═══ Task data

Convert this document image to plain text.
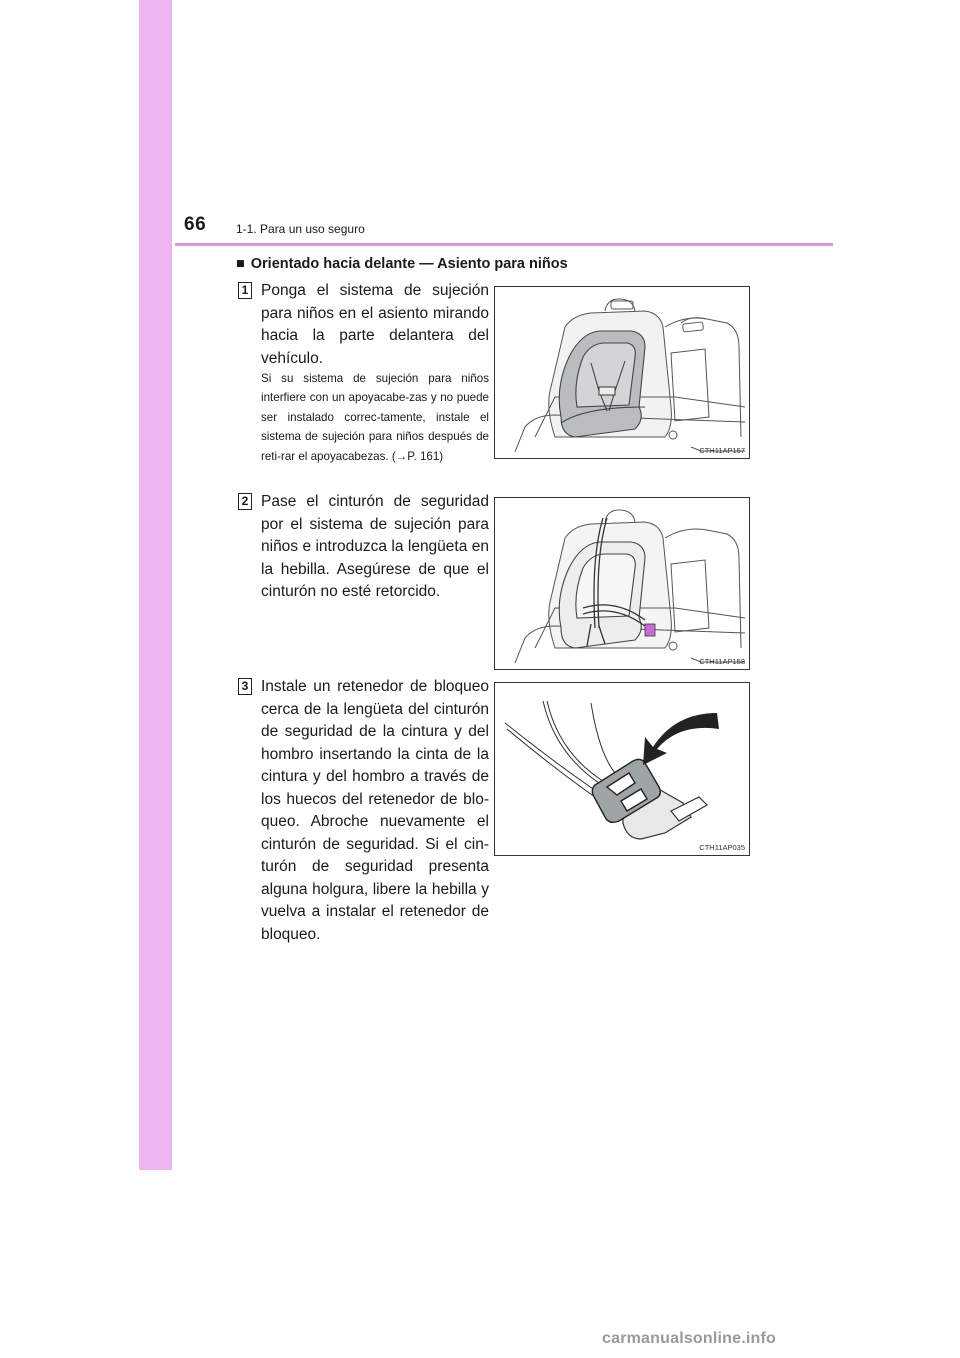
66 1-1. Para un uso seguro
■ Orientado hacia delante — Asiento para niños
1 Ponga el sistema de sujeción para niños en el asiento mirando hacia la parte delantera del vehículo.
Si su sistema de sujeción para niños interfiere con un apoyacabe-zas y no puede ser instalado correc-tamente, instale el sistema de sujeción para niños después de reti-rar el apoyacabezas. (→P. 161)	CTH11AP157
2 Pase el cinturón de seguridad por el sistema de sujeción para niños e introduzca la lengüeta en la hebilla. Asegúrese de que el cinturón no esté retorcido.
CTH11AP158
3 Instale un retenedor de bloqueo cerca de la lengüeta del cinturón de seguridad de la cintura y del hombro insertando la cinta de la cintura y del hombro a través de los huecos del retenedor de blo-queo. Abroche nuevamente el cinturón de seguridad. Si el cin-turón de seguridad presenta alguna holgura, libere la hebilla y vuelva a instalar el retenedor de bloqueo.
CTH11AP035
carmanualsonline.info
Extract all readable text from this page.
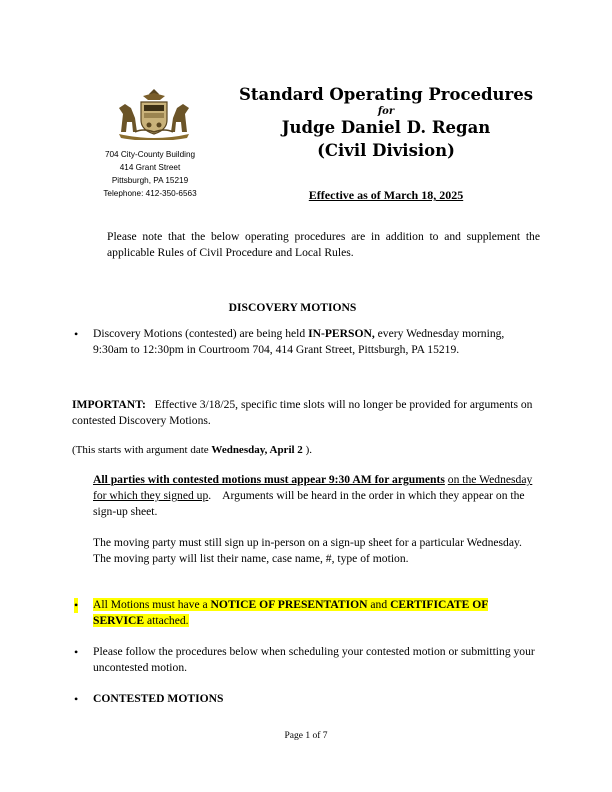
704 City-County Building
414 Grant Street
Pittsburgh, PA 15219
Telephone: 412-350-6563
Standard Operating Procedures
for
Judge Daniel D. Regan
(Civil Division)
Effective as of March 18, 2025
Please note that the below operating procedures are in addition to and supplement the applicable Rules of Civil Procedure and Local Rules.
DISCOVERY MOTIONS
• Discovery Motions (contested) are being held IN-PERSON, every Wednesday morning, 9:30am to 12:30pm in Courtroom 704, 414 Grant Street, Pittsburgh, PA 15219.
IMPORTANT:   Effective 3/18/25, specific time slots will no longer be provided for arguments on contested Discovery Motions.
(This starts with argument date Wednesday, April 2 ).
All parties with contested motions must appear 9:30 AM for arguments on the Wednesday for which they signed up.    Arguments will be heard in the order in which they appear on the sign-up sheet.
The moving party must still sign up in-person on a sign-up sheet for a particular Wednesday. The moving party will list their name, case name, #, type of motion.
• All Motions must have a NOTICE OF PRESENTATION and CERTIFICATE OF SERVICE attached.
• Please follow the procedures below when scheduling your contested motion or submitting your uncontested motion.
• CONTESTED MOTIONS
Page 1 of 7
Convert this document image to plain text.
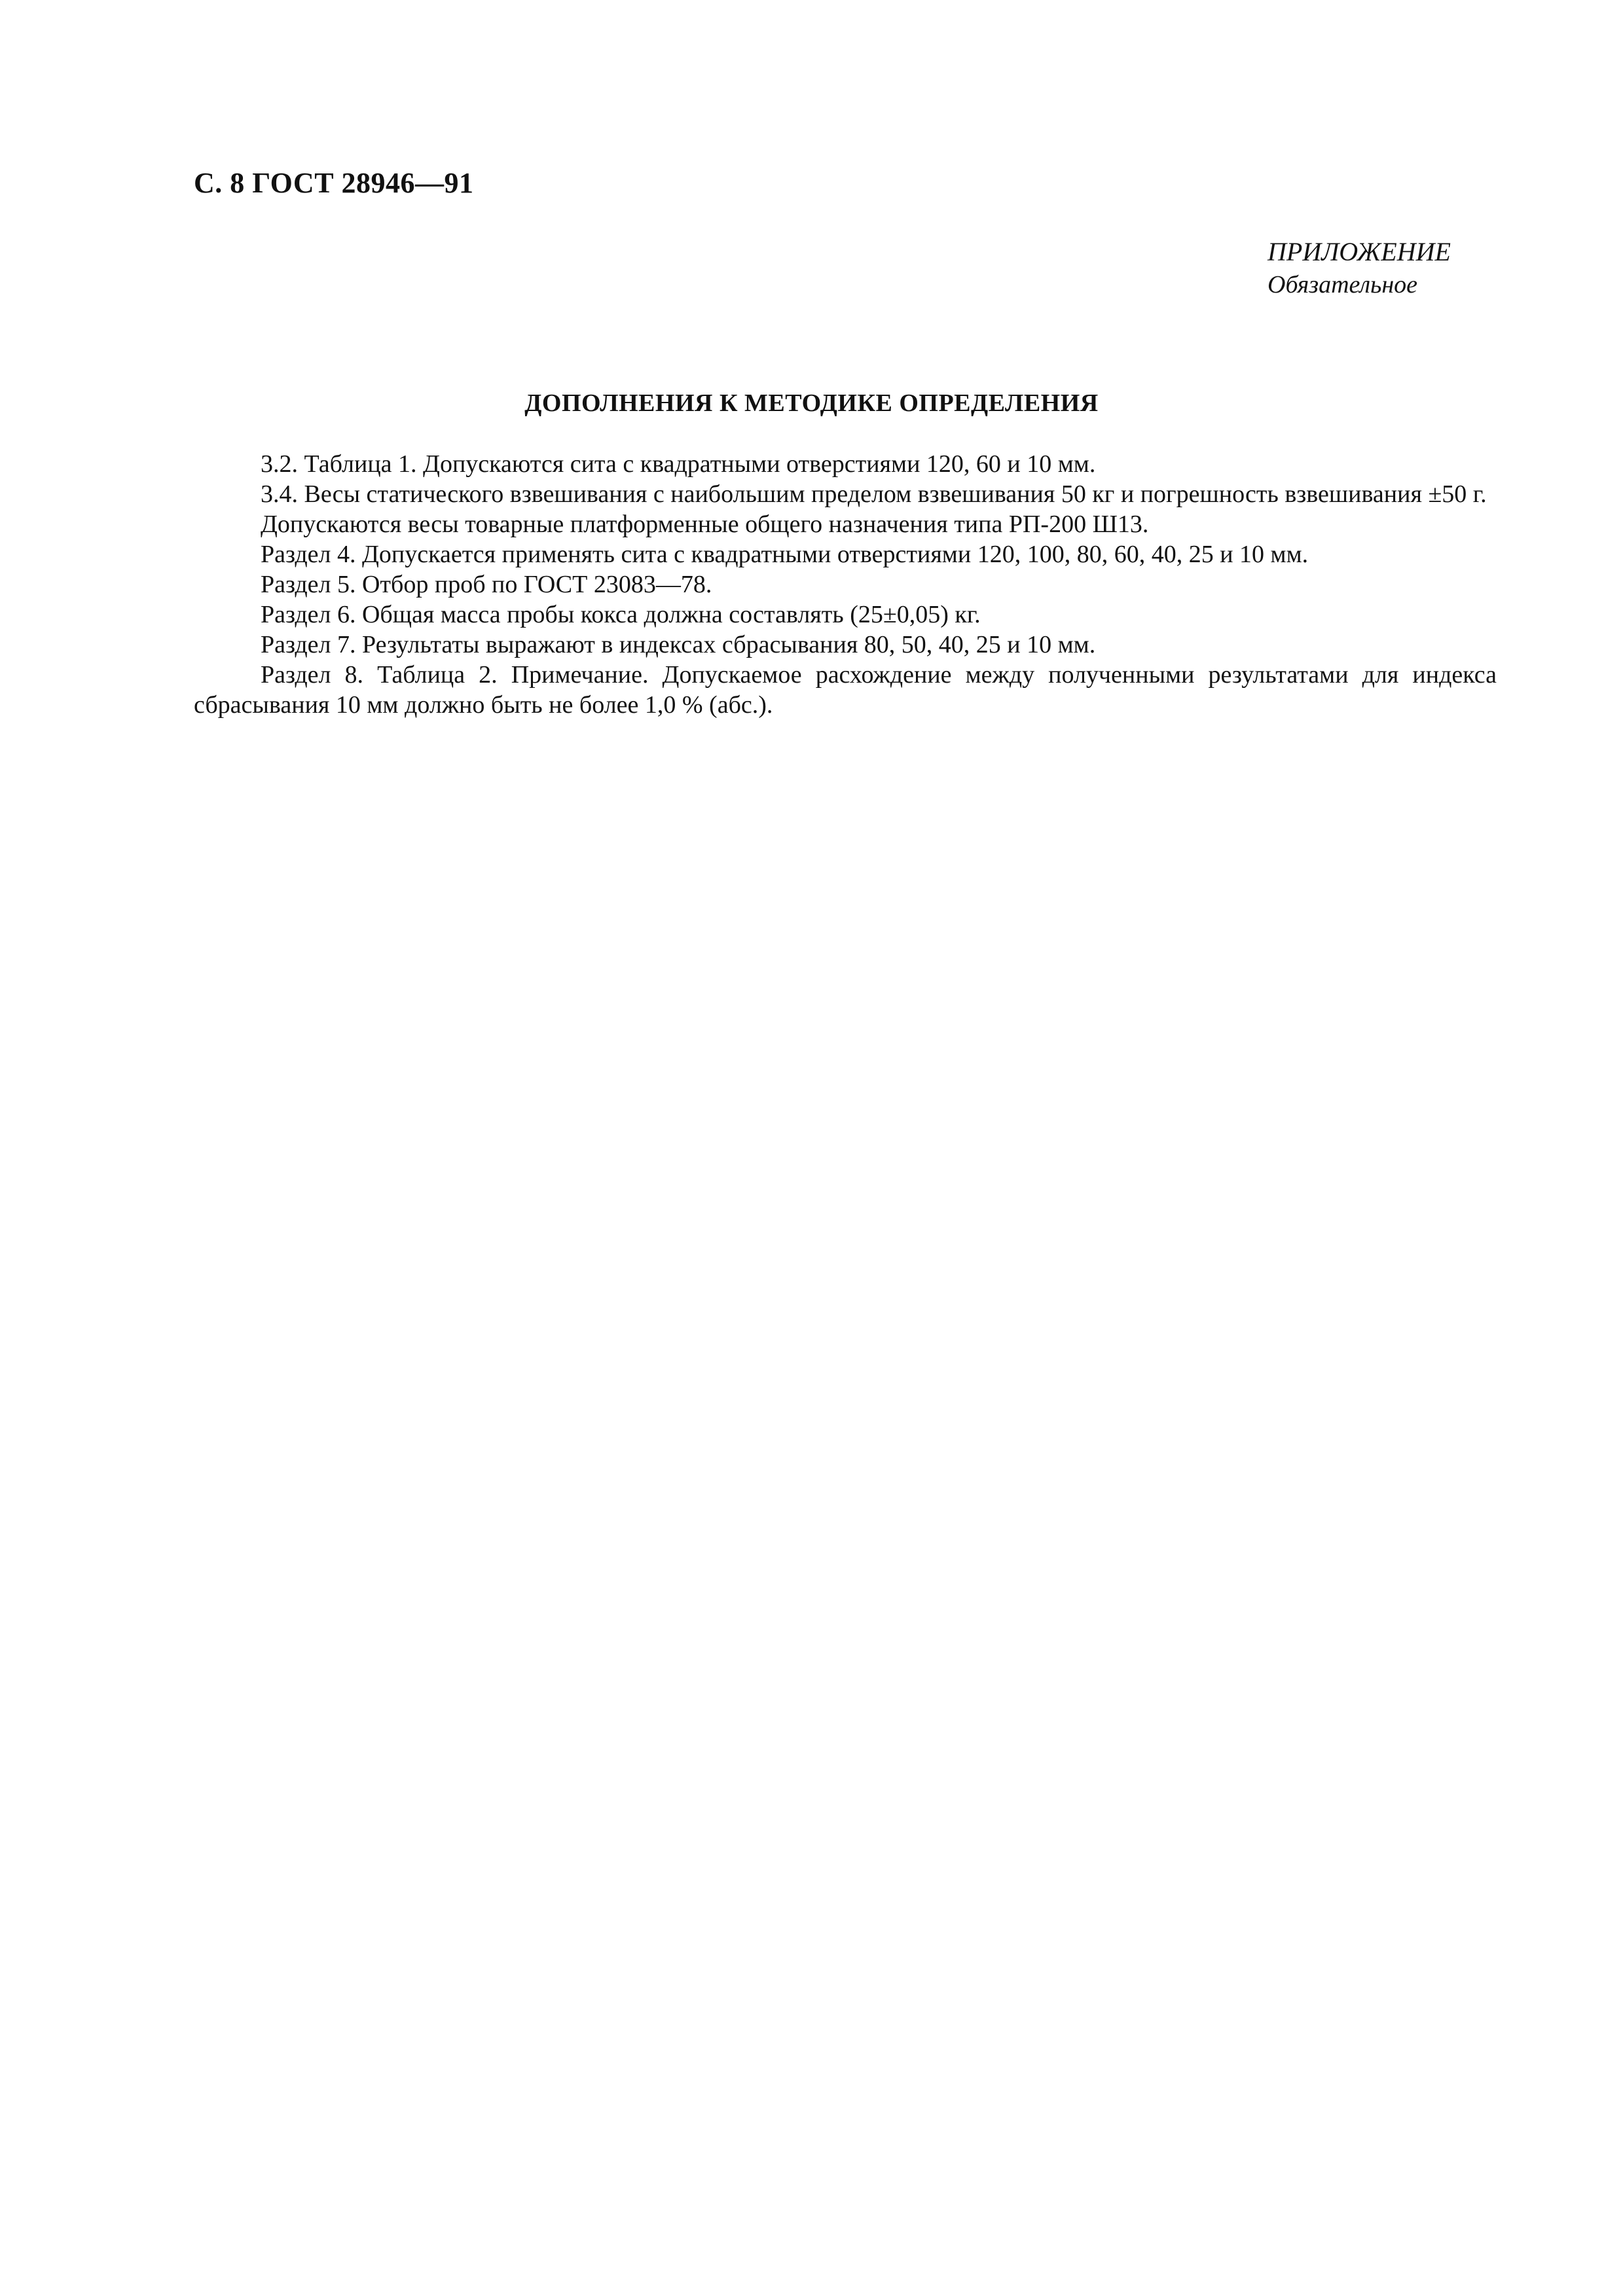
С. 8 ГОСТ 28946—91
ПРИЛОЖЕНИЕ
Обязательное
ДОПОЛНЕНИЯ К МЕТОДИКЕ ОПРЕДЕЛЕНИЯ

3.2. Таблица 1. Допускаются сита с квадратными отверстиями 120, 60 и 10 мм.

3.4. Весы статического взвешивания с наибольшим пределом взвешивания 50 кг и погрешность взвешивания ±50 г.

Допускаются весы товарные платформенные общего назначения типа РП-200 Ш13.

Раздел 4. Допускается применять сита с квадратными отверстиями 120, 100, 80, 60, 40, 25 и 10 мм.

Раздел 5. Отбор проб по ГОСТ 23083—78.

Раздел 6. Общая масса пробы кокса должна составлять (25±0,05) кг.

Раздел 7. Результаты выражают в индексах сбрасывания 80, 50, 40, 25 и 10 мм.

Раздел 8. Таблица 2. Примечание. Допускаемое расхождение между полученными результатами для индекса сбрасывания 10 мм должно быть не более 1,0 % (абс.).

══════

Instructions to follow: Copy every record above exactly, leaving out the pictures.

Result for this task:
Convert this document image to plain text.
66 1-1. Para un uso seguro
■ Orientado hacia delante — Asiento para niños
1 Ponga el sistema de sujeción para niños en el asiento mirando hacia la parte delantera del vehículo.
Si su sistema de sujeción para niños interfiere con un apoyacabe-zas y no puede ser instalado correc-tamente, instale el sistema de sujeción para niños después de reti-rar el apoyacabezas. (→P. 161)	CTH11AP157
2 Pase el cinturón de seguridad por el sistema de sujeción para niños e introduzca la lengüeta en la hebilla. Asegúrese de que el cinturón no esté retorcido.
CTH11AP158
3 Instale un retenedor de bloqueo cerca de la lengüeta del cinturón de seguridad de la cintura y del hombro insertando la cinta de la cintura y del hombro a través de los huecos del retenedor de blo-queo. Abroche nuevamente el cinturón de seguridad. Si el cin-turón de seguridad presenta alguna holgura, libere la hebilla y vuelva a instalar el retenedor de bloqueo.
CTH11AP035
carmanualsonline.info
Extract all readable text from this page.
704 City-County Building
414 Grant Street
Pittsburgh, PA 15219
Telephone: 412-350-6563
Standard Operating Procedures
for
Judge Daniel D. Regan
(Civil Division)
Effective as of March 18, 2025
Please note that the below operating procedures are in addition to and supplement the applicable Rules of Civil Procedure and Local Rules.
DISCOVERY MOTIONS
• Discovery Motions (contested) are being held IN-PERSON, every Wednesday morning, 9:30am to 12:30pm in Courtroom 704, 414 Grant Street, Pittsburgh, PA 15219.
IMPORTANT:   Effective 3/18/25, specific time slots will no longer be provided for arguments on contested Discovery Motions.
(This starts with argument date Wednesday, April 2 ).
All parties with contested motions must appear 9:30 AM for arguments on the Wednesday for which they signed up.    Arguments will be heard in the order in which they appear on the sign-up sheet.
The moving party must still sign up in-person on a sign-up sheet for a particular Wednesday. The moving party will list their name, case name, #, type of motion.
• All Motions must have a NOTICE OF PRESENTATION and CERTIFICATE OF SERVICE attached.
• Please follow the procedures below when scheduling your contested motion or submitting your uncontested motion.
• CONTESTED MOTIONS
Page 1 of 7
Convert this document image to plain text.
С. 8 ГОСТ 28946—91
ПРИЛОЖЕНИЕ
Обязательное
ДОПОЛНЕНИЯ К МЕТОДИКЕ ОПРЕДЕЛЕНИЯ

3.2. Таблица 1. Допускаются сита с квадратными отверстиями 120, 60 и 10 мм.

3.4. Весы статического взвешивания с наибольшим пределом взвешивания 50 кг и погрешность взвешивания ±50 г.

Допускаются весы товарные платформенные общего назначения типа РП-200 Ш13.

Раздел 4. Допускается применять сита с квадратными отверстиями 120, 100, 80, 60, 40, 25 и 10 мм.

Раздел 5. Отбор проб по ГОСТ 23083—78.

Раздел 6. Общая масса пробы кокса должна составлять (25±0,05) кг.

Раздел 7. Результаты выражают в индексах сбрасывания 80, 50, 40, 25 и 10 мм.

Раздел 8. Таблица 2. Примечание. Допускаемое расхождение между полученными результатами для индекса сбрасывания 10 мм должно быть не более 1,0 % (абс.).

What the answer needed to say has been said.